(Beginning of Selected passage)

Catherine loved gardens and often conducted business in them. At Chenonceau, she added waterfalls, menageries, and aviaries, laid out three parks, and planted mulberry trees for silkworms. Jacques Androuet du Cerceau made drawings of a grandiose scheme for Chenonceau. A trapezoidal lower court leads to a forecourt of semicircular atria joined to two halls that flank the original house. These drawings may not be a reliable record of Bullant's plans. Du Cerceau "sometimes inserted in his book designs embodying ideas which he himself would have liked to see carried out rather than those of the actual designer of the building in question".

Jacques Androuet du Cerceau was a favourite architect of Catherine's. Like Bullant, he became a more fantastical designer with time. Nothing he built himself, however, has survived. He is known instead for his engravings of the leading architectural schemes of the day, including Saint-Maur, the Tuileries, and Chenonceau. In 1576 and 1579, he produced the two-volume Les Plus Excellents Bastiments de France, a beautiful publication dedicated to Catherine. His work is an invaluable record of buildings that were never finished or were later substantially altered.

(End of Selected passage)
(Beginning of Raw data)

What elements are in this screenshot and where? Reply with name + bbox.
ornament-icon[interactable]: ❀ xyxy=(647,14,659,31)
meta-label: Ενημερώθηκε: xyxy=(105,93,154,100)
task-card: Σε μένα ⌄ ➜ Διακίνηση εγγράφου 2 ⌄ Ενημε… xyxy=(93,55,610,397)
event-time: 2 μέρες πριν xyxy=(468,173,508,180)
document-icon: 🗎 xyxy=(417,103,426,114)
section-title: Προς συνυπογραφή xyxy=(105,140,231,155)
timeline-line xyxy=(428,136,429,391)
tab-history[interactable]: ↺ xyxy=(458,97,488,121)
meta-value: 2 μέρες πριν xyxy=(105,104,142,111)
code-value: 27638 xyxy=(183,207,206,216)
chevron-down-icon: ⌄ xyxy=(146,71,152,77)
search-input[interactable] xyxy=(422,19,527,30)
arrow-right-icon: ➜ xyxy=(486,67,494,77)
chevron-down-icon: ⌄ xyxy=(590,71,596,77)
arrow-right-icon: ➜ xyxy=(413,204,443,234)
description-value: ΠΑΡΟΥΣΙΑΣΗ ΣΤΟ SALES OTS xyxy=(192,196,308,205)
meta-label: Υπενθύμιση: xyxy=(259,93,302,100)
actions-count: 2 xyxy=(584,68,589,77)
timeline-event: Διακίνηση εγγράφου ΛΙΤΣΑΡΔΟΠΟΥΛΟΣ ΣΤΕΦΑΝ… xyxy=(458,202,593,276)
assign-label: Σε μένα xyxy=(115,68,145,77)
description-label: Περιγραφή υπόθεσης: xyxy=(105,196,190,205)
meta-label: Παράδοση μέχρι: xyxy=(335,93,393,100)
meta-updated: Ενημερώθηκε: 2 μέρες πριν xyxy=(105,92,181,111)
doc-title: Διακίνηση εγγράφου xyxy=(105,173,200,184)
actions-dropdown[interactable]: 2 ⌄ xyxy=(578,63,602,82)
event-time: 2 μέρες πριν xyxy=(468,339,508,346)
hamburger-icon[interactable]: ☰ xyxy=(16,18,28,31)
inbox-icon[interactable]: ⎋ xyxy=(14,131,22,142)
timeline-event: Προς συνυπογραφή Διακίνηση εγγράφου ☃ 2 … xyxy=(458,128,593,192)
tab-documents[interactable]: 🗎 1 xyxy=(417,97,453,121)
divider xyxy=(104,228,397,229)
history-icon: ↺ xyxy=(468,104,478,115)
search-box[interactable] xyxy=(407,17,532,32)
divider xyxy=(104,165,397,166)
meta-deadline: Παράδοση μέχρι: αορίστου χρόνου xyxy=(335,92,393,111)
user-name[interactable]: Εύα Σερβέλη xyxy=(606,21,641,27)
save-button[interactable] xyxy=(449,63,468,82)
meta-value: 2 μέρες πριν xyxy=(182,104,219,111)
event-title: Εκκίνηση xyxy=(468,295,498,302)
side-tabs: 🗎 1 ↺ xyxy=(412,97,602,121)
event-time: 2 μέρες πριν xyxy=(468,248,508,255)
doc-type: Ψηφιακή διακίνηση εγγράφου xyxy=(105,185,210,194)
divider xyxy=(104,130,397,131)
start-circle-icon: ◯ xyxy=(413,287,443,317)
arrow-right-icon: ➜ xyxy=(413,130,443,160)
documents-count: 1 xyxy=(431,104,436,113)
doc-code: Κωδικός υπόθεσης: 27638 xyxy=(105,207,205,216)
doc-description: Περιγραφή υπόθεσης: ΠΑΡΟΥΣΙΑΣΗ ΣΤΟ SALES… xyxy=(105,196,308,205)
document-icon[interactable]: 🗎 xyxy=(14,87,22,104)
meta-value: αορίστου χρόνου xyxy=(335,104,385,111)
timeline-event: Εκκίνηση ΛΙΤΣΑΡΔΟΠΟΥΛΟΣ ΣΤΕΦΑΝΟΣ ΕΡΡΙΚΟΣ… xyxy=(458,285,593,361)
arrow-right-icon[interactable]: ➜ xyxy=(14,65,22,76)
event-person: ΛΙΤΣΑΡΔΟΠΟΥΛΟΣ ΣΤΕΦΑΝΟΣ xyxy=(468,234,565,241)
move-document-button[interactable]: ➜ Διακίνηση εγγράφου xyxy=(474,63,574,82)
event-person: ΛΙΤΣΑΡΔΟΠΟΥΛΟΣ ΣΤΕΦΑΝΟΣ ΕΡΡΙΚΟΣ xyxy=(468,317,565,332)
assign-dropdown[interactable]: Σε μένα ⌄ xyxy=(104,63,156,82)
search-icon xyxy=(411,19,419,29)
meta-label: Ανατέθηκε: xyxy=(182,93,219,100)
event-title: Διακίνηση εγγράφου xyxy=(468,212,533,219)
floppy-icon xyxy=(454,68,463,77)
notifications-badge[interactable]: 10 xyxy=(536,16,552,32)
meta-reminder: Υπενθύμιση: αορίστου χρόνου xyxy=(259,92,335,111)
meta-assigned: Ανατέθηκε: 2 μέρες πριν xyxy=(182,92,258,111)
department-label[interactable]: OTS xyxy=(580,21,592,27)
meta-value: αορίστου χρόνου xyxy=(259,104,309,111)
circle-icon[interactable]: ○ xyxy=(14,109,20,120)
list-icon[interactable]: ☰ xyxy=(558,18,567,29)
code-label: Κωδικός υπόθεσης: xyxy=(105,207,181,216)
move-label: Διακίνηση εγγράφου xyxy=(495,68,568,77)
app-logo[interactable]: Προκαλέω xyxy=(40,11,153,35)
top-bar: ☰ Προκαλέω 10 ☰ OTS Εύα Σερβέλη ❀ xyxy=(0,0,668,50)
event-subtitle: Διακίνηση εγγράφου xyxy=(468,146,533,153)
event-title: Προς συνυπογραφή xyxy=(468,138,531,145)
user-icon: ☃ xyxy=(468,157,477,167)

(End of Raw data)

Work request 1 ::
Answer these from the passage on Chenonceau and du Cerceau:
(a) What did Catherine plant at Chenonceau, and for what purpose?
(b) In which years did du Cerceau produce Les Plus Excellents Bastiments de France?
(c) How many of the buildings du Cerceau built himself have survived?
Work request 2 ::
Carry on the passage on Chenonceau and du Cerceau from its final sentence.
The records have no connection to the passage on Chenonceau and du Cerceau.

Answer 1 ::
(a) Mulberry trees, for silkworms.
(b) 1576 and 1579.
(c) None.

Answer 2 ::
==End of the dynasty==
Catherine spent ruinous sums of money on buildings at a time of plague, famine, and economic hardship in France. As the country slipped deeper into anarchy, her plans grew ever more ambitious. Yet the Valois monarchy was crippled by debt and its moral authority was in steep decline. The popular view condemned Catherine's building schemes as obscenely extravagant. This was especially true in Paris, where the parlement was often asked to contribute to her costs.

Pierre de Ronsard captured the mood in a poem:

The queen must cease building,
Her lime must stop swallowing our wealth...
Painters, masons, engravers, stone-carvers
Drain the treasury with their deceits.
Of what use is her Tuileries to us?
Of none, Moreau; it is but vanity.
It will be deserted within a hundred years.

Ronsard was in many ways proved correct. The death of Catherine's beloved son Henry III in 1589, a few months after her own, brought the Valois dynasty to an end. Precious little of Catherine's grand building work has survived.